◆ WRITTEN INSTRUCTION ◆
Without the pictures, write out all the lines below exactly as they appear.

- - -

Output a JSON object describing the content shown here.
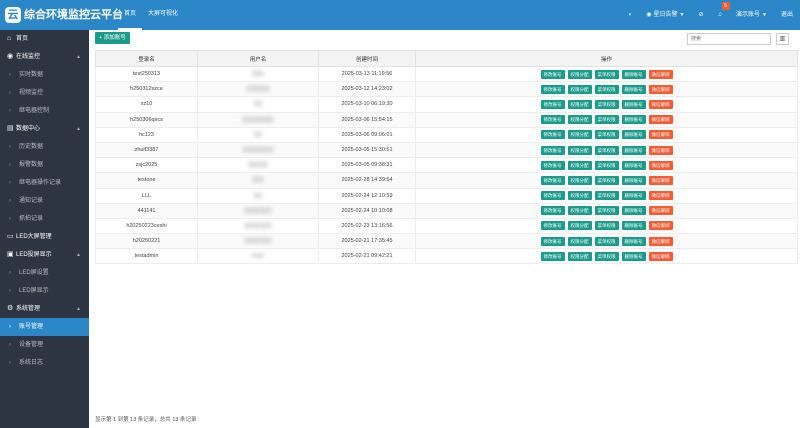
{
  "app": {
    "logo_glyph": "云",
    "title": "综合环境监控云平台"
  },
  "topnav": [
    {
      "label": "首页"
    },
    {
      "label": "大屏可视化"
    }
  ],
  "topright": {
    "theme_icon": "palette-icon",
    "schedule_label": "星日告警",
    "alarm_off_icon": "alarm-off-icon",
    "bell_badge": "5",
    "user_label": "演示账号",
    "logout_label": "退出"
  },
  "sidebar": [
    {
      "type": "top",
      "icon": "⌂",
      "label": "首页"
    },
    {
      "type": "top",
      "icon": "◉",
      "label": "在线监控",
      "arrow": "▲"
    },
    {
      "type": "sub",
      "label": "实时数据"
    },
    {
      "type": "sub",
      "label": "视频监控"
    },
    {
      "type": "sub",
      "label": "继电器控制"
    },
    {
      "type": "top",
      "icon": "▤",
      "label": "数据中心",
      "arrow": "▲"
    },
    {
      "type": "sub",
      "label": "历史数据"
    },
    {
      "type": "sub",
      "label": "报警数据"
    },
    {
      "type": "sub",
      "label": "继电器操作记录"
    },
    {
      "type": "sub",
      "label": "通知记录"
    },
    {
      "type": "sub",
      "label": "抓拍记录"
    },
    {
      "type": "top",
      "icon": "▭",
      "label": "LED大屏管理"
    },
    {
      "type": "top",
      "icon": "▣",
      "label": "LED投屏显示",
      "arrow": "▲"
    },
    {
      "type": "sub",
      "label": "LED屏设置"
    },
    {
      "type": "sub",
      "label": "LED屏显示"
    },
    {
      "type": "top",
      "icon": "⚙",
      "label": "系统管理",
      "arrow": "▲"
    },
    {
      "type": "sub",
      "label": "账号管理",
      "active": true
    },
    {
      "type": "sub",
      "label": "设备管理"
    },
    {
      "type": "sub",
      "label": "系统日志"
    }
  ],
  "toolbar": {
    "add_label": "+ 添加账号",
    "search_placeholder": "搜索",
    "columns_icon": "▥"
  },
  "table": {
    "headers": [
      "登录名",
      "用户名",
      "创建时间",
      "操作"
    ],
    "actions": [
      {
        "label": "修改账号",
        "color": "#1a9b8b"
      },
      {
        "label": "权限分配",
        "color": "#1a9b8b"
      },
      {
        "label": "菜单权限",
        "color": "#1a9b8b"
      },
      {
        "label": "删除账号",
        "color": "#1a9b8b"
      },
      {
        "label": "微信解绑",
        "color": "#f45c36"
      }
    ],
    "rows": [
      {
        "login": "test250313",
        "user": "▒▒▒",
        "created": "2025-03-13 11:19:56"
      },
      {
        "login": "h250312szce",
        "user": "▒▒▒▒▒▒",
        "created": "2025-03-12 14:23:02"
      },
      {
        "login": "xz10",
        "user": "▒▒",
        "created": "2025-03-10 06:19:30"
      },
      {
        "login": "h250306qxcs",
        "user": "▒▒▒▒▒▒▒▒",
        "created": "2025-03-06 15:54:15"
      },
      {
        "login": "hc123",
        "user": "▒▒",
        "created": "2025-03-06 09:06:01"
      },
      {
        "login": "zhuif3387",
        "user": "▒▒▒▒▒▒▒▒",
        "created": "2025-03-05 15:30:51"
      },
      {
        "login": "zsjc2025",
        "user": "▒▒▒▒▒",
        "created": "2025-03-05 09:38:31"
      },
      {
        "login": "testone",
        "user": "▒▒▒",
        "created": "2025-02-28 14:39:54"
      },
      {
        "login": "LLL",
        "user": "▒▒",
        "created": "2025-02-24 12:10:59"
      },
      {
        "login": "441141",
        "user": "▒▒▒▒▒▒▒",
        "created": "2025-02-24 10:10:08"
      },
      {
        "login": "h20250223ceshi",
        "user": "▒▒▒▒▒▒▒",
        "created": "2025-02-23 13:16:56"
      },
      {
        "login": "h20250221",
        "user": "▒▒▒▒▒▒▒",
        "created": "2025-02-21 17:35:45"
      },
      {
        "login": "testadmin",
        "user": "tes▒",
        "created": "2025-02-21 09:42:21"
      }
    ]
  },
  "footer": "显示第 1 到第 13 条记录，总共 13 条记录"
}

- - -

◆ OUTPUT FOR THIS EXERCISE ◆
Output a JSON object describing the content shown here.
{
  "app": {
    "logo_glyph": "云",
    "title": "综合环境监控云平台"
  },
  "topnav": [
    {
      "label": "首页"
    },
    {
      "label": "大屏可视化"
    }
  ],
  "topright": {
    "theme_icon": "palette-icon",
    "schedule_label": "星日告警",
    "alarm_off_icon": "alarm-off-icon",
    "bell_badge": "5",
    "user_label": "演示账号",
    "logout_label": "退出"
  },
  "sidebar": [
    {
      "type": "top",
      "icon": "⌂",
      "label": "首页"
    },
    {
      "type": "top",
      "icon": "◉",
      "label": "在线监控",
      "arrow": "▲"
    },
    {
      "type": "sub",
      "label": "实时数据"
    },
    {
      "type": "sub",
      "label": "视频监控"
    },
    {
      "type": "sub",
      "label": "继电器控制"
    },
    {
      "type": "top",
      "icon": "▤",
      "label": "数据中心",
      "arrow": "▲"
    },
    {
      "type": "sub",
      "label": "历史数据"
    },
    {
      "type": "sub",
      "label": "报警数据"
    },
    {
      "type": "sub",
      "label": "继电器操作记录"
    },
    {
      "type": "sub",
      "label": "通知记录"
    },
    {
      "type": "sub",
      "label": "抓拍记录"
    },
    {
      "type": "top",
      "icon": "▭",
      "label": "LED大屏管理"
    },
    {
      "type": "top",
      "icon": "▣",
      "label": "LED投屏显示",
      "arrow": "▲"
    },
    {
      "type": "sub",
      "label": "LED屏设置"
    },
    {
      "type": "sub",
      "label": "LED屏显示"
    },
    {
      "type": "top",
      "icon": "⚙",
      "label": "系统管理",
      "arrow": "▲"
    },
    {
      "type": "sub",
      "label": "账号管理",
      "active": true
    },
    {
      "type": "sub",
      "label": "设备管理"
    },
    {
      "type": "sub",
      "label": "系统日志"
    }
  ],
  "toolbar": {
    "add_label": "+ 添加账号",
    "search_placeholder": "搜索",
    "columns_icon": "▥"
  },
  "table": {
    "headers": [
      "登录名",
      "用户名",
      "创建时间",
      "操作"
    ],
    "actions": [
      {
        "label": "修改账号",
        "color": "#1a9b8b"
      },
      {
        "label": "权限分配",
        "color": "#1a9b8b"
      },
      {
        "label": "菜单权限",
        "color": "#1a9b8b"
      },
      {
        "label": "删除账号",
        "color": "#1a9b8b"
      },
      {
        "label": "微信解绑",
        "color": "#f45c36"
      }
    ],
    "rows": [
      {
        "login": "test250313",
        "user": "▒▒▒",
        "created": "2025-03-13 11:19:56"
      },
      {
        "login": "h250312szce",
        "user": "▒▒▒▒▒▒",
        "created": "2025-03-12 14:23:02"
      },
      {
        "login": "xz10",
        "user": "▒▒",
        "created": "2025-03-10 06:19:30"
      },
      {
        "login": "h250306qxcs",
        "user": "▒▒▒▒▒▒▒▒",
        "created": "2025-03-06 15:54:15"
      },
      {
        "login": "hc123",
        "user": "▒▒",
        "created": "2025-03-06 09:06:01"
      },
      {
        "login": "zhuif3387",
        "user": "▒▒▒▒▒▒▒▒",
        "created": "2025-03-05 15:30:51"
      },
      {
        "login": "zsjc2025",
        "user": "▒▒▒▒▒",
        "created": "2025-03-05 09:38:31"
      },
      {
        "login": "testone",
        "user": "▒▒▒",
        "created": "2025-02-28 14:39:54"
      },
      {
        "login": "LLL",
        "user": "▒▒",
        "created": "2025-02-24 12:10:59"
      },
      {
        "login": "441141",
        "user": "▒▒▒▒▒▒▒",
        "created": "2025-02-24 10:10:08"
      },
      {
        "login": "h20250223ceshi",
        "user": "▒▒▒▒▒▒▒",
        "created": "2025-02-23 13:16:56"
      },
      {
        "login": "h20250221",
        "user": "▒▒▒▒▒▒▒",
        "created": "2025-02-21 17:35:45"
      },
      {
        "login": "testadmin",
        "user": "tes▒",
        "created": "2025-02-21 09:42:21"
      }
    ]
  },
  "footer": "显示第 1 到第 13 条记录，总共 13 条记录"
}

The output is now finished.